[DEINE AUFGABE]
Schreib den Reisebericht über Chefchouen weiter, und zwar im Anschluss an den letzten Satz, der mit „außer Puste“ endet.

--- VORGEGEBENER TEXT ---

Blau, blauer, am Blauesten

So ganz allmählich nähert sich unser Aufenthalt in Marokko seinem Ende zu. Nach ein paar Tagen am Mittelmeer haben wir einen Abstecher über das berüchtigte Rifgebirge in die wunderschöne blaue Stadt Chefchouen gemacht. Berüchtigt ist das Gebirge deshalb, weil die Bewohner ein ziemlich aufsässige Berbervolk waren (und vielleicht noch sind) und weil hier das größte Anbaugebiet für Cannabis in Marokko liegt. Gerüchten zufolge wird das Haschisch an der Straße verkauft wie andernorts die Tomaten oder Datteln. Wir sind jedoch klaren Kopfes über die Berge gekommen und niemand wollte uns auch nur das geringste Kräutlein andrehen.

 

Anders dagegen in Chefchouen. Dort wurde Frank gleich mehrfach angesprochen, ob er nicht etwas zu rauchen haben wolle. Anscheinend macht „Ali Baba“ einen bedürftigen Eindruck 😉 Doch beim Hinweis auf sein „schwaches Herz“ haben die männlichen Haschverkäufer Verständnis. Der arme Mann braucht nix zu rauchen.

 

Insgesamt sind wir sehr froh, dass wir uns Chefchouen für den Schluss unserer Reise aufgespart haben. Diese wunderschöne Stadt versöhnt uns ein großes Stück weit mit Marokko, auch wenn sie natürlich sehr touristisch geprägt ist. Aber sie liegt landschaftlich wunderschön an den Hängen des Rifgebirges, was allerdings einigen sportlichen Ehrgeiz erfordert. Die Treppen und Wege hinauf und hinunter durch die Stadt sind steil. Und der Campingplatz liegt natürlich oben. Runter in die Medina geht es fix, aber mit vollgepacktem Rucksack hinauf kommen wir doch ganz schön außer Puste.

--- DATENAUSZUG ---

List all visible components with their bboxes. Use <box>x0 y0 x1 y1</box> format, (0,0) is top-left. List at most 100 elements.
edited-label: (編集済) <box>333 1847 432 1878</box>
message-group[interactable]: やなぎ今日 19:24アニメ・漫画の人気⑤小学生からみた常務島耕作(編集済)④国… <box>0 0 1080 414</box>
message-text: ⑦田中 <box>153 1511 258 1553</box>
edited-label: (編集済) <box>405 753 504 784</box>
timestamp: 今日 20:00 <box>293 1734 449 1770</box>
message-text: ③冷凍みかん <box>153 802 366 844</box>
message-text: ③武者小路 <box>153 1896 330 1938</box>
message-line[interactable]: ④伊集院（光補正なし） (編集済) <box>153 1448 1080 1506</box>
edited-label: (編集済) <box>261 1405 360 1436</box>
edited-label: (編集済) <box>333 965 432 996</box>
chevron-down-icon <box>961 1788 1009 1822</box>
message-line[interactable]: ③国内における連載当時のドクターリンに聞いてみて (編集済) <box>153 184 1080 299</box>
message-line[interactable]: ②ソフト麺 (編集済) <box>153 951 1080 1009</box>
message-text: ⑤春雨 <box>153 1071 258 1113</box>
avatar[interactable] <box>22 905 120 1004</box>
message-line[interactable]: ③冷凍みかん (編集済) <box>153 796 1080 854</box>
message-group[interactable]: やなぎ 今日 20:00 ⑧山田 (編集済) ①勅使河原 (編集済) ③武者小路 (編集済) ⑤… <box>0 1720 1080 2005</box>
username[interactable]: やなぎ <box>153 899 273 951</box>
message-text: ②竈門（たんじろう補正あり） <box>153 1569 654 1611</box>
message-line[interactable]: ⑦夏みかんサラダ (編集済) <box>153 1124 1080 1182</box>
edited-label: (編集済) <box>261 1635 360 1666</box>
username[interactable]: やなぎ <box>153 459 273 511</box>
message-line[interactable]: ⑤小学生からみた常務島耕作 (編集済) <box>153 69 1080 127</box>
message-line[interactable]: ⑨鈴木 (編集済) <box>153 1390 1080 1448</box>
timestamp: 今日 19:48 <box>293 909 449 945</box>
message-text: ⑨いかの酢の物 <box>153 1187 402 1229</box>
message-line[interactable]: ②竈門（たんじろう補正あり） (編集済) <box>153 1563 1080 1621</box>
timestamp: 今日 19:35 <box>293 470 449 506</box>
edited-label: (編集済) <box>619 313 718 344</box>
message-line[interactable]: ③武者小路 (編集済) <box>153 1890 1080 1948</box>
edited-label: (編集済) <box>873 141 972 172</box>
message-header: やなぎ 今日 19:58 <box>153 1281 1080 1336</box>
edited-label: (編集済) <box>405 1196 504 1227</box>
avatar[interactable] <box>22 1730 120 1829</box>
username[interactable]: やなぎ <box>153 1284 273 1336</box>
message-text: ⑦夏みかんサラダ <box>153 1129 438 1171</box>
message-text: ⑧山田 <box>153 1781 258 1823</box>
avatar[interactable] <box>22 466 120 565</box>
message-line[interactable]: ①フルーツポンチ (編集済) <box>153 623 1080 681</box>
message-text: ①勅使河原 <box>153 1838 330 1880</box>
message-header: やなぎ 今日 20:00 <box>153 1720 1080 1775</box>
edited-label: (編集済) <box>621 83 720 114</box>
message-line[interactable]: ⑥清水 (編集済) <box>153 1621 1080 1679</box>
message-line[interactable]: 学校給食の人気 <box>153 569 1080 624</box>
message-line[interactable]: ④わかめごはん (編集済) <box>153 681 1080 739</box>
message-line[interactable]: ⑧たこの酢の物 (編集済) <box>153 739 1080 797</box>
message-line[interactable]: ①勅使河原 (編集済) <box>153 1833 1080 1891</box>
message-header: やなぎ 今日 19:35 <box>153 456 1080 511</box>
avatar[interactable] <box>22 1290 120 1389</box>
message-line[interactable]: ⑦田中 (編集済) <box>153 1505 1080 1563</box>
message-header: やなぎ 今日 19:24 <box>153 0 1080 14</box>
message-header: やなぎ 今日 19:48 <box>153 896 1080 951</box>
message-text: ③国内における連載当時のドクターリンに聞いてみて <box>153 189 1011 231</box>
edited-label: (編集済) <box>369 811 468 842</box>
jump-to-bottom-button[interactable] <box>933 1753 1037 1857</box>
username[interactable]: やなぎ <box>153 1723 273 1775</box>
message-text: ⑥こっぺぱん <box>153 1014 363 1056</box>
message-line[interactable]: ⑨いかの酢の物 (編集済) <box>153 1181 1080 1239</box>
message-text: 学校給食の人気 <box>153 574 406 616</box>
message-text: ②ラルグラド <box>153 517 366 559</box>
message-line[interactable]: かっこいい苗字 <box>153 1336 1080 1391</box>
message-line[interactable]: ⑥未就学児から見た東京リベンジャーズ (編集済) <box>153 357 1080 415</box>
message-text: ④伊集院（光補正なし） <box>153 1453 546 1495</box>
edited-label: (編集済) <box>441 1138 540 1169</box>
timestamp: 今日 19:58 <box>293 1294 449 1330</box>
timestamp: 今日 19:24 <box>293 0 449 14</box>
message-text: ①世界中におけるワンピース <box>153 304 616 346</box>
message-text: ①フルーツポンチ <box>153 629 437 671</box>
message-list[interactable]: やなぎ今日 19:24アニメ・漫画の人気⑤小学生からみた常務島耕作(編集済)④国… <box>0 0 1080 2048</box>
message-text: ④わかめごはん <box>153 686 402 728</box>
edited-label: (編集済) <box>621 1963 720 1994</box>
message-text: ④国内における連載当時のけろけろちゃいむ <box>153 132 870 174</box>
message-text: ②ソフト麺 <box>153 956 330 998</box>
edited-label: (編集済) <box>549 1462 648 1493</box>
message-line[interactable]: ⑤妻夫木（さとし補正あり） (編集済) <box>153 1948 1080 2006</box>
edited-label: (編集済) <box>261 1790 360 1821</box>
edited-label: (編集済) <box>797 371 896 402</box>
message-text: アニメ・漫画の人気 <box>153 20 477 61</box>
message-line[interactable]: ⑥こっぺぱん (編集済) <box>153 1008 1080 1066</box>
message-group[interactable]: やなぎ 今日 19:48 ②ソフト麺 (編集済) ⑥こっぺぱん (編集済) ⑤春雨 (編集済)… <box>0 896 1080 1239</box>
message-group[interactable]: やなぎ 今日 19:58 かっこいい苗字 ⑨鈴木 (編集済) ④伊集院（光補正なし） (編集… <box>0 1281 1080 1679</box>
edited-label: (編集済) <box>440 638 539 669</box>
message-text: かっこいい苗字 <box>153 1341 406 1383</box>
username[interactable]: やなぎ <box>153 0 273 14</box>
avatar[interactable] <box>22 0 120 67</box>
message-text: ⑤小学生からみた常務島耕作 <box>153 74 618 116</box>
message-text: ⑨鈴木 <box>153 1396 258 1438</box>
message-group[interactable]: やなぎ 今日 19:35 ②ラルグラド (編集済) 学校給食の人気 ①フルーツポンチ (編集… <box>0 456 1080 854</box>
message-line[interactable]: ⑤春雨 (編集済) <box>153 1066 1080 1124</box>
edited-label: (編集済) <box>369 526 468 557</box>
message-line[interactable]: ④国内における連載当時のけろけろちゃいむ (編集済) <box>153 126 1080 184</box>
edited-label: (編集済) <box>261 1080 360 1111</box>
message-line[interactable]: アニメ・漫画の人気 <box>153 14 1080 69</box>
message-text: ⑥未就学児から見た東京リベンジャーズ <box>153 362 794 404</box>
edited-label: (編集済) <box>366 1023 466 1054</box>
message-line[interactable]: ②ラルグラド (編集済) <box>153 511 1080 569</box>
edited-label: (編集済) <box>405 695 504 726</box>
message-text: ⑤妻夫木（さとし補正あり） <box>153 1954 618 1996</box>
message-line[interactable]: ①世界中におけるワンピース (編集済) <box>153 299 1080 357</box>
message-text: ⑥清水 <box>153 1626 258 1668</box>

---

[LÖSUNG]
Wie gesagt, Chefchouen ist eine Perle. Alles wirkt sauber und aufgeräumt. Blau, blauer am blauesten mit Fotomotiven ohne Ende. Der Bummel durch die Gassen ist entspannt, außer den Haschverkäufern will niemand etwas von uns, wir können unbehelligt schauen und genießen. Und die vielen Katzen in der Stadt werden anscheinend extra dafür bezahlt, dass sie sich fotogen in Szene setzen.

(Bilderrätsel: drei Hunde sind auch dabei....)

 


Mein Freund, der Muezzin

 

Nach fast drei Monaten unterwegs in Marokko ist der Muezzin mein Freund geworden. Fünfmal am Tag erschallt sein Ruf von den Minaretten der Moscheen, um die Gläubigen zum Gebet zu rufen. Frühmorgens um sechs Uhr müsste das zwar noch nicht unbedingt sein, aber so weiß ich, dass ich noch mindestens zwei Stunden weiterschlummern kann.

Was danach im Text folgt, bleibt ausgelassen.